***** SUPPLIED RECORDS *****

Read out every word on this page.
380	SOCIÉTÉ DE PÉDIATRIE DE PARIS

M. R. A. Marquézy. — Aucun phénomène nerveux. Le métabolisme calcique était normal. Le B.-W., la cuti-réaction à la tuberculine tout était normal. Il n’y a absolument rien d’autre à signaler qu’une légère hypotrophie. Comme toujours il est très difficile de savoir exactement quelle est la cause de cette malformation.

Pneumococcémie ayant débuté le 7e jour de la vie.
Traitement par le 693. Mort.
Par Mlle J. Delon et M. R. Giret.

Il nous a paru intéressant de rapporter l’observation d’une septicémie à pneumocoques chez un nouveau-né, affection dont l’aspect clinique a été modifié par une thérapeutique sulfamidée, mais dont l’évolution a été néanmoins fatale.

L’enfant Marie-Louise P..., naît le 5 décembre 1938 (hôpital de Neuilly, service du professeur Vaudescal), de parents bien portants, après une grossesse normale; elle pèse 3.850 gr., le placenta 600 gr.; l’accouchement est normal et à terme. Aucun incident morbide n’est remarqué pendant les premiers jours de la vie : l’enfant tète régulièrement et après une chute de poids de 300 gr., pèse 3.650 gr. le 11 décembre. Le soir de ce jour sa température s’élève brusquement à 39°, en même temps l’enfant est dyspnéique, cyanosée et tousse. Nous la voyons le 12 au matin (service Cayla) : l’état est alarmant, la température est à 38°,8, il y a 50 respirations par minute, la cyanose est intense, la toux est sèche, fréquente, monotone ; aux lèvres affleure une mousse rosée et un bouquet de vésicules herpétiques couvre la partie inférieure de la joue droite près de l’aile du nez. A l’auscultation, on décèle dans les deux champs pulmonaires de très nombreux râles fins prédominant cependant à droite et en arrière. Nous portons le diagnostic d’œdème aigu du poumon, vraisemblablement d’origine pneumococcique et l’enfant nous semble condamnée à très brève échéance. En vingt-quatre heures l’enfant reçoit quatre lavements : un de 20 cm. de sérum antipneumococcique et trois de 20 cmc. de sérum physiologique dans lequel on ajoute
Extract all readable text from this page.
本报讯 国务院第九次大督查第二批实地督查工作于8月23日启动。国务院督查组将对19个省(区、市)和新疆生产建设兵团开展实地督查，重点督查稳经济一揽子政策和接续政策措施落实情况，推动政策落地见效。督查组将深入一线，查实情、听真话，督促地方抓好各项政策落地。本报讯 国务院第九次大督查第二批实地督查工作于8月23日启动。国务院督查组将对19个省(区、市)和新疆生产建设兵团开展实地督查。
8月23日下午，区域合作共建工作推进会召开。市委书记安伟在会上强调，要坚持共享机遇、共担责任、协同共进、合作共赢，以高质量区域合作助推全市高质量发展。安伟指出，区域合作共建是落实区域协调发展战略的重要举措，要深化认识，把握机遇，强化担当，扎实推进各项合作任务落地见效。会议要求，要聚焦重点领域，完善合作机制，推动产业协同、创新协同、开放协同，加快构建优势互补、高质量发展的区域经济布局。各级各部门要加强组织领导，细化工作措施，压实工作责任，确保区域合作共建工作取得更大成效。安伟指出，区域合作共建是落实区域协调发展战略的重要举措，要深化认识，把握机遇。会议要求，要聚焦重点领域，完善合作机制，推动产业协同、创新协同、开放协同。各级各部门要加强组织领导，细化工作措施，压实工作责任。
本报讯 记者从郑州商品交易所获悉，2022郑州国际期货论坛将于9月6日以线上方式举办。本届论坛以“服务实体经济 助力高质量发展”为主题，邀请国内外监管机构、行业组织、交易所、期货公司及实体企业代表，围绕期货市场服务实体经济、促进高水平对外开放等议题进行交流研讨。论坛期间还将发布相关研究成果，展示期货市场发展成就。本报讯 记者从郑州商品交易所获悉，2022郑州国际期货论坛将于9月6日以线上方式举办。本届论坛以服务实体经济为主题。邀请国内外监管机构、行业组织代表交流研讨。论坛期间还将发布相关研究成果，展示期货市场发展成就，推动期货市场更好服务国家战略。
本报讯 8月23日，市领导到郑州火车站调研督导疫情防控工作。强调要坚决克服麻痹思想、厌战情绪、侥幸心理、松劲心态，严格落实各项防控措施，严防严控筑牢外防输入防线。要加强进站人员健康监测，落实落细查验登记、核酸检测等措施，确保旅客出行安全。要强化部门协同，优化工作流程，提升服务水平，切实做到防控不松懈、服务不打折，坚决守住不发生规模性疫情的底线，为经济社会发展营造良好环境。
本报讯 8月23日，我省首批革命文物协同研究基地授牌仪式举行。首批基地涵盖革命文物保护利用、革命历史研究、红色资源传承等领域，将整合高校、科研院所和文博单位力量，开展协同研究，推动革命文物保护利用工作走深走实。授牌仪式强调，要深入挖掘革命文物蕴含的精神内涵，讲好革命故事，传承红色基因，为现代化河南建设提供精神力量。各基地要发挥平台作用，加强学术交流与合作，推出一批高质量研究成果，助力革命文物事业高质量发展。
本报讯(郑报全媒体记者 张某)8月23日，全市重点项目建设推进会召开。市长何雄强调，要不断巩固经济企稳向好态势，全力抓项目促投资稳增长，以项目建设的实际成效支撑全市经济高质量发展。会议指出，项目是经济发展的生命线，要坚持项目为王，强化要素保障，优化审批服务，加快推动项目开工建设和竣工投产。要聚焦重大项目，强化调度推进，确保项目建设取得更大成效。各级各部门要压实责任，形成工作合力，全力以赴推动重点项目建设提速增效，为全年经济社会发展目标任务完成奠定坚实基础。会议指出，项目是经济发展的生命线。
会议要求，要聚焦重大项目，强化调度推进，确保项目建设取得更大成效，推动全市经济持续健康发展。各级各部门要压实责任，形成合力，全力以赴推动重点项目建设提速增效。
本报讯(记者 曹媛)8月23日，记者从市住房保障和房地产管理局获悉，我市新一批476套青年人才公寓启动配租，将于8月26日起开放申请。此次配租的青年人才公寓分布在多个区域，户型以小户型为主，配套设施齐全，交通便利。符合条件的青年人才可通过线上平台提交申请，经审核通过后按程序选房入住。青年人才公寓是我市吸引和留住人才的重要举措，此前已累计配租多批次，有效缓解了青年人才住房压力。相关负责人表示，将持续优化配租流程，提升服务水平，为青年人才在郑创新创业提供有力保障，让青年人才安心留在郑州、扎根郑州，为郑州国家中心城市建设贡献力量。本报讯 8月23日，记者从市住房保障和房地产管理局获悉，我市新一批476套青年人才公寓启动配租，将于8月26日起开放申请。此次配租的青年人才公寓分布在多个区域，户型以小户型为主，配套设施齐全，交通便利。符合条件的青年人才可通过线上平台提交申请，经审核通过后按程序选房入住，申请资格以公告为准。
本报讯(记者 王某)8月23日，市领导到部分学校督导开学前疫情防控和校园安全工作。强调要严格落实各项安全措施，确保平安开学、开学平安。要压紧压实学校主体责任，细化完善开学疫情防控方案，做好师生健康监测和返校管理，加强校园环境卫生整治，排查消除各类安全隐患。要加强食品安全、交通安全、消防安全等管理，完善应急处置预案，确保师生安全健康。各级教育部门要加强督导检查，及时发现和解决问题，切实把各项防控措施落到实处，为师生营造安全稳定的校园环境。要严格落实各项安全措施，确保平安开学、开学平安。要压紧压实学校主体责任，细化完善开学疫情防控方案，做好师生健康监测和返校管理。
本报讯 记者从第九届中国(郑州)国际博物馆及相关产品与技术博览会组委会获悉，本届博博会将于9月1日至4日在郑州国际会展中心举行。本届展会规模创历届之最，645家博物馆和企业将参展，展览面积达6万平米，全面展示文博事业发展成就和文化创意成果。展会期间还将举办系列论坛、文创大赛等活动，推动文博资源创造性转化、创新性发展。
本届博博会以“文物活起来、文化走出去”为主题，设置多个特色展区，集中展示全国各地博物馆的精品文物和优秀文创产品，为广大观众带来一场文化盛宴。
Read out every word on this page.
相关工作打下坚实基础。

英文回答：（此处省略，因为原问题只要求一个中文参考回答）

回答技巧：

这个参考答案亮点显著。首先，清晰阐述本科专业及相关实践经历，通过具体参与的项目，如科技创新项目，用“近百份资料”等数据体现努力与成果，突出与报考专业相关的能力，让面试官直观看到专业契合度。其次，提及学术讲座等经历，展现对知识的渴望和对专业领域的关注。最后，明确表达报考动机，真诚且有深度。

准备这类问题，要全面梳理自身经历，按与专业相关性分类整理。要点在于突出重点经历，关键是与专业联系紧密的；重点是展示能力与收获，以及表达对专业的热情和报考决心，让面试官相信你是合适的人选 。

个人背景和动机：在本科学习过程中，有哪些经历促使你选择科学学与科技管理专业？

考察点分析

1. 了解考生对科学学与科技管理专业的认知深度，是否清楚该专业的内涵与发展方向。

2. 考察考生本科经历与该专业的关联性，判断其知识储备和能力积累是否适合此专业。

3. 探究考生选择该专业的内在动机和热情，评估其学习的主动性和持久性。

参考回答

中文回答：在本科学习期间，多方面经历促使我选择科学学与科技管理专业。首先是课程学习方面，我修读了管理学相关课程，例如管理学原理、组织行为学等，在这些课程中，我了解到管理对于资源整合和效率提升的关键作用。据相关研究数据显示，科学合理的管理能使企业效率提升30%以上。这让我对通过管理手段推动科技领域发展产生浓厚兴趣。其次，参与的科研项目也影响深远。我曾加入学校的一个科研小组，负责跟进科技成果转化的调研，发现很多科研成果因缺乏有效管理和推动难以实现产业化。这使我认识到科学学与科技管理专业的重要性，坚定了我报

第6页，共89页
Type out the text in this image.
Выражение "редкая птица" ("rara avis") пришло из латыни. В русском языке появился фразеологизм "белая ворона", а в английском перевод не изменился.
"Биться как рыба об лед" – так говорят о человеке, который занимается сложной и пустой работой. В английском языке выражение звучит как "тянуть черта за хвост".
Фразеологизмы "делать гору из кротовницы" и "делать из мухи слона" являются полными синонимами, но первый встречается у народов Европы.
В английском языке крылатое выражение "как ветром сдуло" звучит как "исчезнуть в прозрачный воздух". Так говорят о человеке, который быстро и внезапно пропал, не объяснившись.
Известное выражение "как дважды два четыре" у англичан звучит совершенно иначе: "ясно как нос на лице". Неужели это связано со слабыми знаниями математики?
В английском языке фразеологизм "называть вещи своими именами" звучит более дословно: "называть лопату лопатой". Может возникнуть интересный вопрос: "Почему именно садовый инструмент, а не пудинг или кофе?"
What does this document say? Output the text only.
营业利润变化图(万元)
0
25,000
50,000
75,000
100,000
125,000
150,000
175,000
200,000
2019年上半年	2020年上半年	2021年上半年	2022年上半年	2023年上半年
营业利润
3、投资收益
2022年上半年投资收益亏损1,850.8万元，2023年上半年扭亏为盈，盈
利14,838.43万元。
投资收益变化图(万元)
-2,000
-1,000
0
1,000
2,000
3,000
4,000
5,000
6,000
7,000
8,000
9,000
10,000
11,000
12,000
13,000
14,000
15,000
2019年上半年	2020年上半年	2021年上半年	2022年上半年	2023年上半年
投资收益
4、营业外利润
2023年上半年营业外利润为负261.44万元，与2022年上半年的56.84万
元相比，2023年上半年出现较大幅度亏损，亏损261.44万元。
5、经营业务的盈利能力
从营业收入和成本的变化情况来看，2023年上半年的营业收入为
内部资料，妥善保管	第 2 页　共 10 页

*****

TO BE DONE:
Reply with only the number of lines in the material above where the string "text" appears.

FINISHED TASK:
3